-- begin Quoted passage --
The U.S. government has engaged the services of these private contractors and has made itself increasingly dependent on them. As a result, private contractors today perform many functions that even a decade ago would have been undertaken by the uniformed military. But when the United States or any nation deploys armed forces in conflicts abroad -- even private armed forces -- it has the responsibility to ensure that those forces comply with the law. Specifically, governments using private security forces in armed conflicts have the obligation to ensure that these forces are adequately vetted, trained, supervised and held accountable. Individuals with histories of abusive or serious criminal conduct should not be put in a position to victimize others. They must be trained in the law of war and human rights, including how those laws are enforced through applicable domestic law. Private contractors also must be subject to effective oversight and supervision to ensure that such laws are observed. And finally when abuses do occur contractors must be investigated and held accountable under the law.
Human Rights First finds that:
- PSCs and other private contractors working for U.S. government agencies have committed and are committing serious crimes, with virtually no criminal accountability;
- Existing U.S. federal criminal law could be used in most cases to prosecute private contractors who use excessive violence, including contractors involved in abusive interrogations;
- The U.S. government has made no serious, systematic effort to investigate contractor abuse at Abu Ghraib; and
- Although some U.S. government officials assert there are major “holes” in the statutory framework, these assertions merely rationalize Justice Department inaction and Executive Branch indifference. Current federal law provides a substantial basis to try most private contractors involved in cases of abuse. Proposed legislation pending in Congress would clarify some ambiguities and enhance this authority.
In this report Human Rights First makes a number of practical recommendations for addressing and correcting this problem, which fall into three broad areas:
- Action by Congress to strengthen federal criminal accountability mechanisms, and require more vigorous Justice Department investigation and prosecution of these cases;
- Implementation by the Defense Department of its Uniform Code of Military Justice (UCMJ) jurisdiction as a limited and secondary mechanism for holding contractors criminally accountable in special circumstances; and
- Development by the Executive Branch of uniform contract practices and procedures and effective mechanisms for enhanced operational coordination and control of contractors.
-- end Quoted passage --
-- begin Data supplied --
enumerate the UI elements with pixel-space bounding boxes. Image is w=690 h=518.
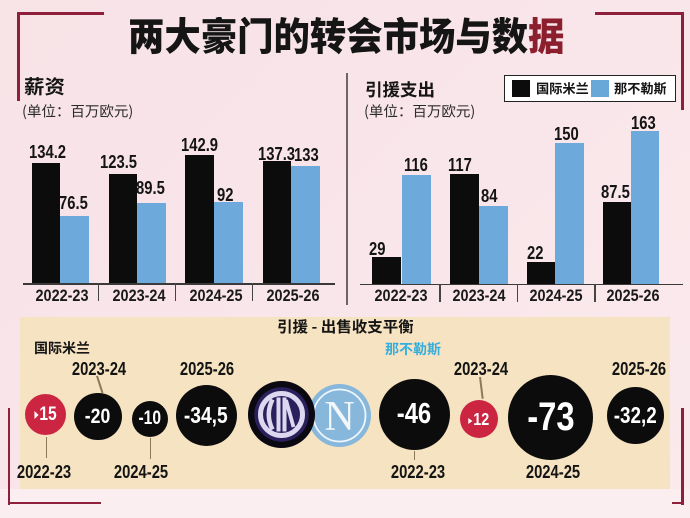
- svg-text:N: N: [324, 394, 354, 440]
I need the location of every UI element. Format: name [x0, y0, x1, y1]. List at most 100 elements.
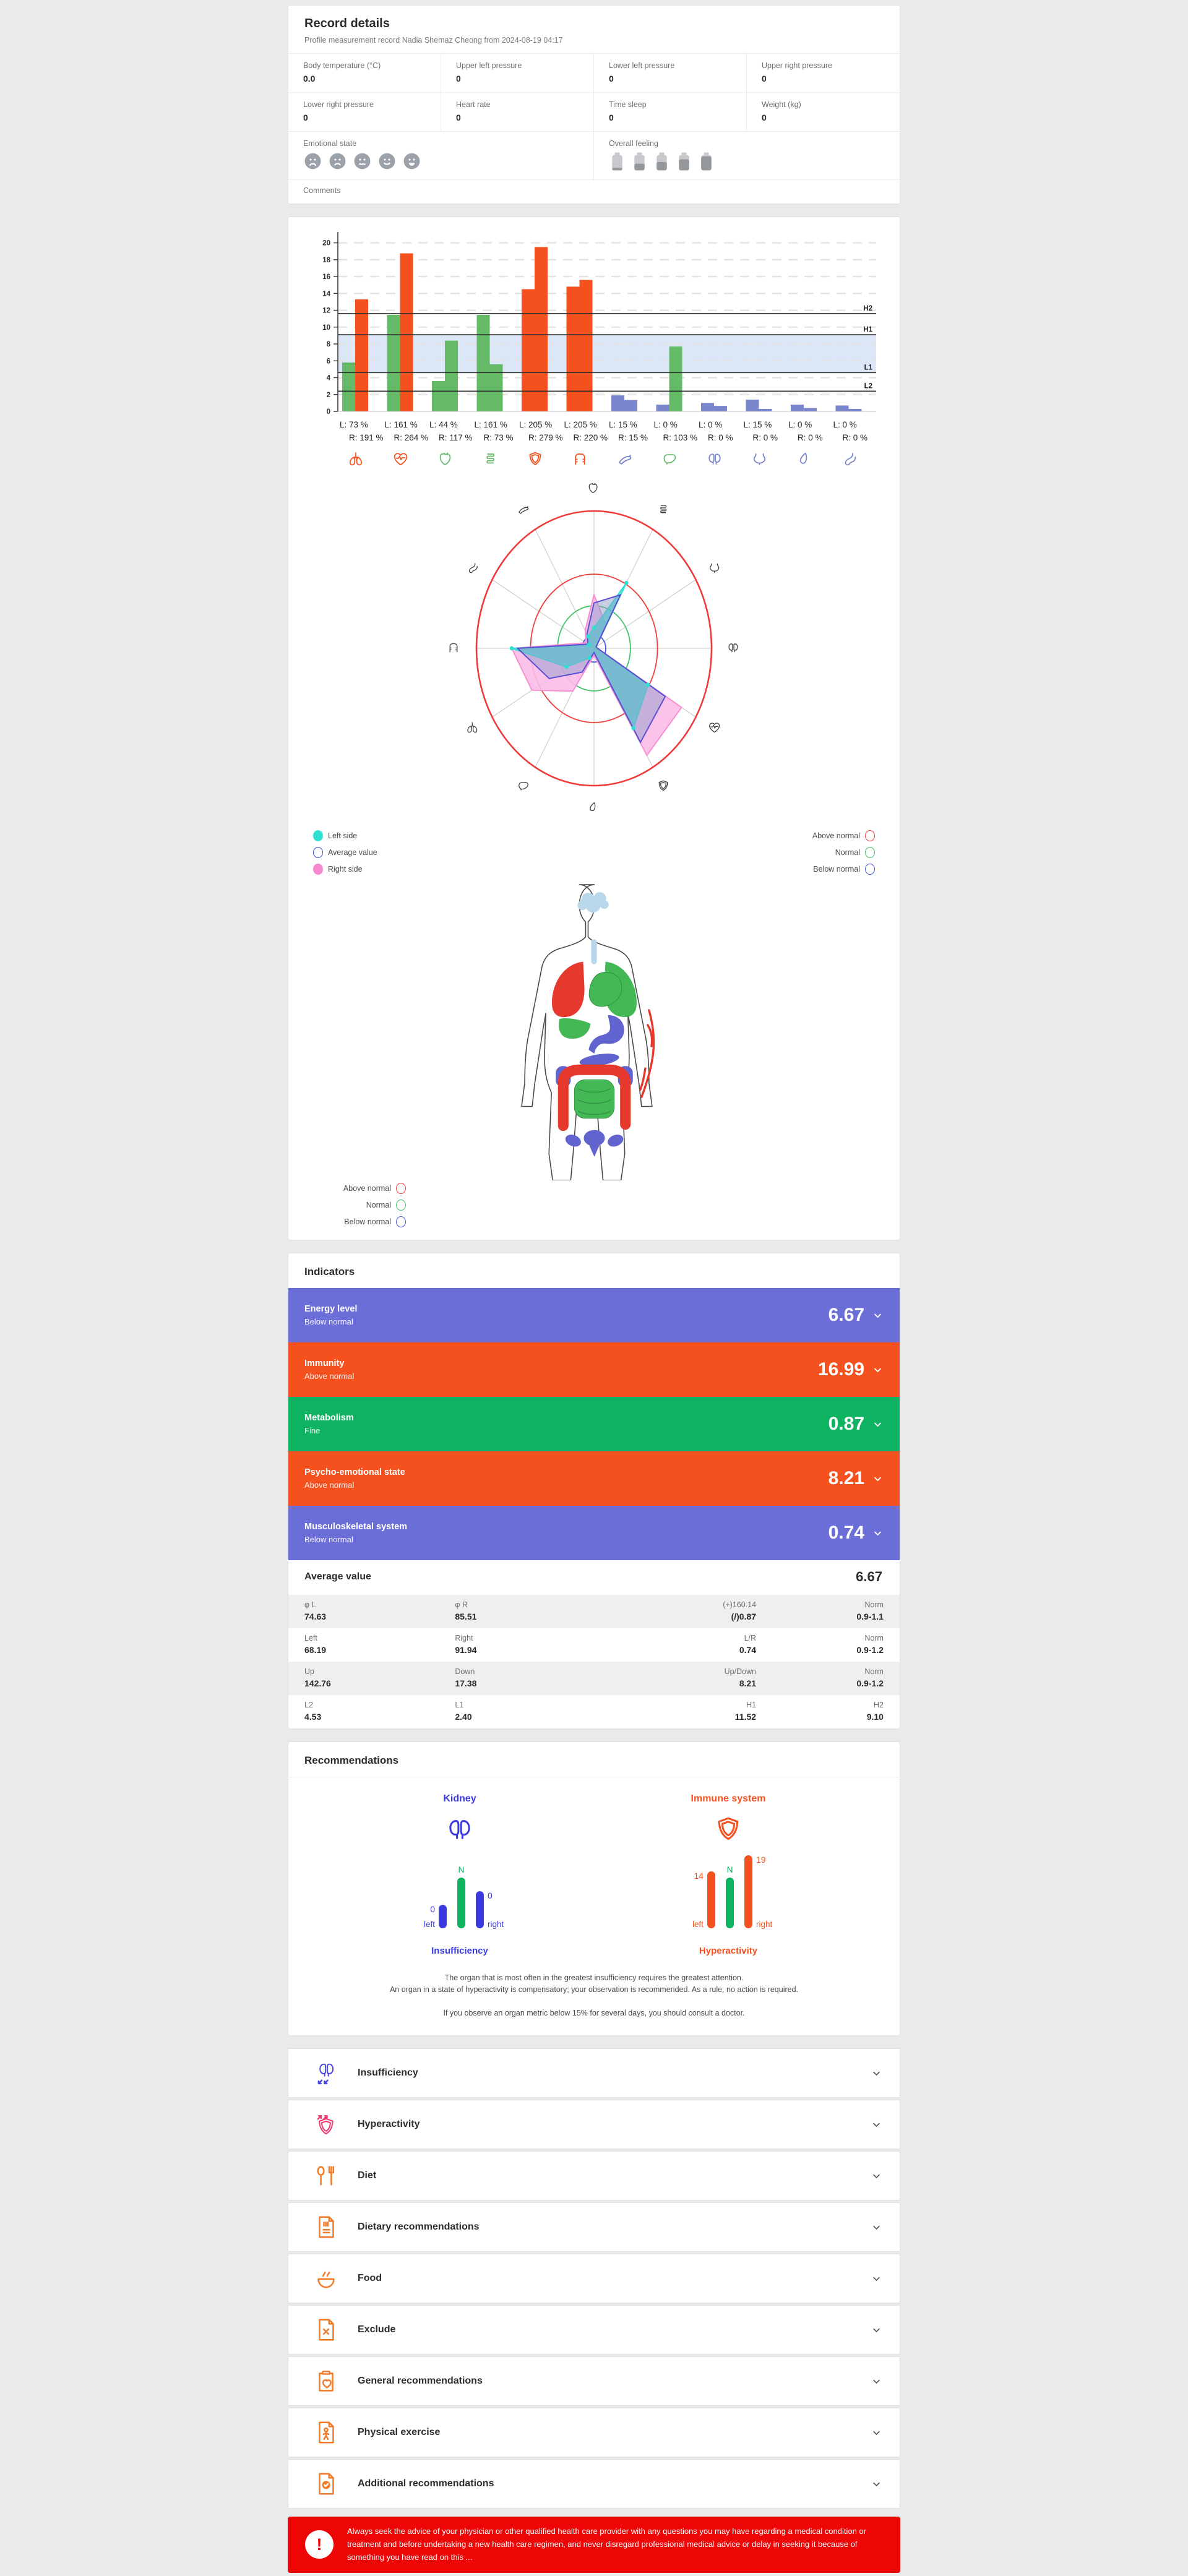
stats-cell: Down 17.38 — [455, 1667, 477, 1688]
organ-recommendation-kidney: Kidney 0 N 0 left right Insufficiency — [367, 1793, 553, 1956]
feeling-level-2-icon[interactable] — [631, 152, 648, 172]
stomach-icon — [845, 453, 856, 466]
chevron-down-icon[interactable] — [873, 1311, 882, 1320]
accordion-item-diet[interactable]: Diet — [288, 2151, 900, 2201]
legend-average-value: Average value — [313, 847, 377, 858]
chevron-down-icon[interactable] — [872, 2479, 881, 2489]
feeling-level-5-icon[interactable] — [698, 152, 715, 172]
svg-text:R: 0 %: R: 0 % — [843, 433, 868, 442]
svg-text:L: 0 %: L: 0 % — [833, 420, 857, 429]
svg-text:N: N — [458, 1865, 464, 1874]
stats-cell: Up/Down 8.21 — [724, 1667, 757, 1688]
chevron-down-icon[interactable] — [873, 1365, 882, 1375]
note-hyperactivity: An organ in a state of hyperactivity is … — [389, 1985, 799, 1994]
chevron-down-icon[interactable] — [872, 2428, 881, 2437]
chevron-down-icon[interactable] — [872, 2120, 881, 2129]
cardiovascular-icon — [394, 453, 408, 466]
comments-field[interactable]: Comments — [288, 180, 900, 204]
accordion-item-physical-exercise[interactable]: Physical exercise — [288, 2408, 900, 2458]
feeling-level-3-icon[interactable] — [653, 152, 670, 172]
stats-cell: L/R 0.74 — [739, 1634, 757, 1655]
mood-good-icon[interactable] — [377, 152, 397, 171]
svg-text:14: 14 — [694, 1871, 704, 1881]
feeling-level-1-icon[interactable] — [609, 152, 626, 172]
warning-icon: ! — [305, 2530, 334, 2559]
accordion-item-exclude[interactable]: Exclude — [288, 2305, 900, 2355]
record-field[interactable]: Lower right pressure 0 — [288, 93, 441, 132]
stomach-organ — [588, 1015, 624, 1054]
record-field[interactable]: Weight (kg) 0 — [747, 93, 900, 132]
stats-cell: Norm 0.9-1.2 — [856, 1634, 884, 1655]
chevron-down-icon[interactable] — [873, 1474, 882, 1483]
colon-organ — [557, 1064, 631, 1131]
stats-cell: H2 9.10 — [866, 1701, 884, 1722]
note-consult: If you observe an organ metric below 15%… — [443, 2008, 745, 2017]
chevron-down-icon[interactable] — [872, 2377, 881, 2386]
shield-up-icon — [317, 2115, 334, 2135]
svg-text:6: 6 — [327, 358, 330, 365]
svg-text:L: 44 %: L: 44 % — [429, 420, 458, 429]
mood-neutral-icon[interactable] — [353, 152, 372, 171]
note-insufficiency: The organ that is most often in the grea… — [444, 1973, 744, 1982]
chevron-down-icon[interactable] — [872, 2171, 881, 2181]
indicator-energy-level[interactable]: Energy level Below normal 6.67 — [288, 1288, 900, 1342]
mood-very-sad-icon[interactable] — [303, 152, 322, 171]
stats-table: φ L 74.63 φ R 85.51 (+)160.14 (/)0.87 No… — [288, 1595, 900, 1728]
chevron-down-icon[interactable] — [873, 1529, 882, 1538]
clipboard-heart-icon — [319, 2371, 334, 2392]
legend-swatch-icon — [313, 830, 323, 841]
recommendations-header: Recommendations — [288, 1742, 900, 1777]
svg-text:R: 73 %: R: 73 % — [484, 433, 514, 442]
record-field[interactable]: Body temperature (°C) 0.0 — [288, 54, 441, 93]
accordion-item-food[interactable]: Food — [288, 2254, 900, 2304]
chevron-down-icon[interactable] — [872, 2069, 881, 2078]
body-diagram-legend: Above normal Normal Below normal — [288, 1180, 900, 1234]
accordion-item-general-recommendations[interactable]: General recommendations — [288, 2356, 900, 2406]
accordion-item-insufficiency[interactable]: Insufficiency — [288, 2048, 900, 2098]
comments-label: Comments — [303, 186, 341, 195]
colon-icon — [449, 643, 458, 653]
svg-text:left: left — [692, 1920, 704, 1929]
indicator-psycho-emotional-state[interactable]: Psycho-emotional state Above normal 8.21 — [288, 1451, 900, 1506]
svg-text:R: 279 %: R: 279 % — [528, 433, 563, 442]
mood-sad-icon[interactable] — [328, 152, 347, 171]
liver-icon — [519, 782, 528, 791]
svg-text:L1: L1 — [864, 364, 873, 371]
accordion-item-hyperactivity[interactable]: Hyperactivity — [288, 2100, 900, 2150]
indicator-metabolism[interactable]: Metabolism Fine 0.87 — [288, 1397, 900, 1451]
chevron-down-icon[interactable] — [872, 2223, 881, 2232]
svg-text:0: 0 — [327, 408, 330, 416]
stats-row: L2 4.53 L1 2.40 H1 11.52 H2 9.10 — [288, 1695, 900, 1728]
accordion-item-dietary-recommendations[interactable]: Dietary recommendations — [288, 2202, 900, 2252]
page-title: Record details — [304, 17, 390, 30]
record-field[interactable]: Lower left pressure 0 — [594, 54, 747, 93]
indicator-immunity[interactable]: Immunity Above normal 16.99 — [288, 1342, 900, 1397]
record-field[interactable]: Heart rate 0 — [441, 93, 594, 132]
liver-icon — [663, 454, 676, 465]
svg-text:10: 10 — [322, 324, 330, 332]
svg-text:L: 161 %: L: 161 % — [475, 420, 507, 429]
bladder-icon — [753, 453, 766, 466]
svg-text:12: 12 — [322, 307, 330, 315]
body-diagram-svg — [520, 884, 655, 1180]
chevron-down-icon[interactable] — [872, 2325, 881, 2335]
svg-text:N: N — [726, 1865, 733, 1874]
legend-below-normal: Below normal — [812, 864, 875, 875]
chevron-down-icon[interactable] — [873, 1420, 882, 1429]
legend-swatch-icon — [865, 864, 875, 875]
indicator-musculoskeletal-system[interactable]: Musculoskeletal system Below normal 0.74 — [288, 1506, 900, 1560]
record-field[interactable]: Upper left pressure 0 — [441, 54, 594, 93]
record-subtitle: Profile measurement record Nadia Shemaz … — [304, 36, 563, 45]
mood-great-icon[interactable] — [402, 152, 421, 171]
kidneys-icon — [449, 1820, 470, 1839]
record-field[interactable]: Time sleep 0 — [594, 93, 747, 132]
chevron-down-icon[interactable] — [872, 2274, 881, 2283]
heart-icon — [439, 452, 451, 465]
lungs-icon — [350, 452, 362, 466]
stats-cell: Norm 0.9-1.2 — [856, 1667, 884, 1688]
accordion-item-additional-recommendations[interactable]: Additional recommendations — [288, 2459, 900, 2509]
bladder-icon — [710, 563, 720, 573]
svg-text:L: 0 %: L: 0 % — [654, 420, 678, 429]
feeling-level-4-icon[interactable] — [676, 152, 692, 172]
record-field[interactable]: Upper right pressure 0 — [747, 54, 900, 93]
-- end Data supplied --
Problems to solve:
**1.** In the passage on private security contractors, what does Human Rights First say the U.S. government has made no serious, systematic effort to investigate?
**2.** Copy the records from their first line through the line that contains "I need the location", including both ends, and omit the pictures.
The passage on private security contractors has no connection to the records.

Outputs in order:
**1.** Contractor abuse at Abu Ghraib.

**2.**
enumerate the UI elements with pixel-space bounding boxes. Image is w=690 h=518.
- svg-text:N: N: [324, 394, 354, 440]
I need the location of every UI element. Format: name [x0, y0, x1, y1]. List at most 100 elements.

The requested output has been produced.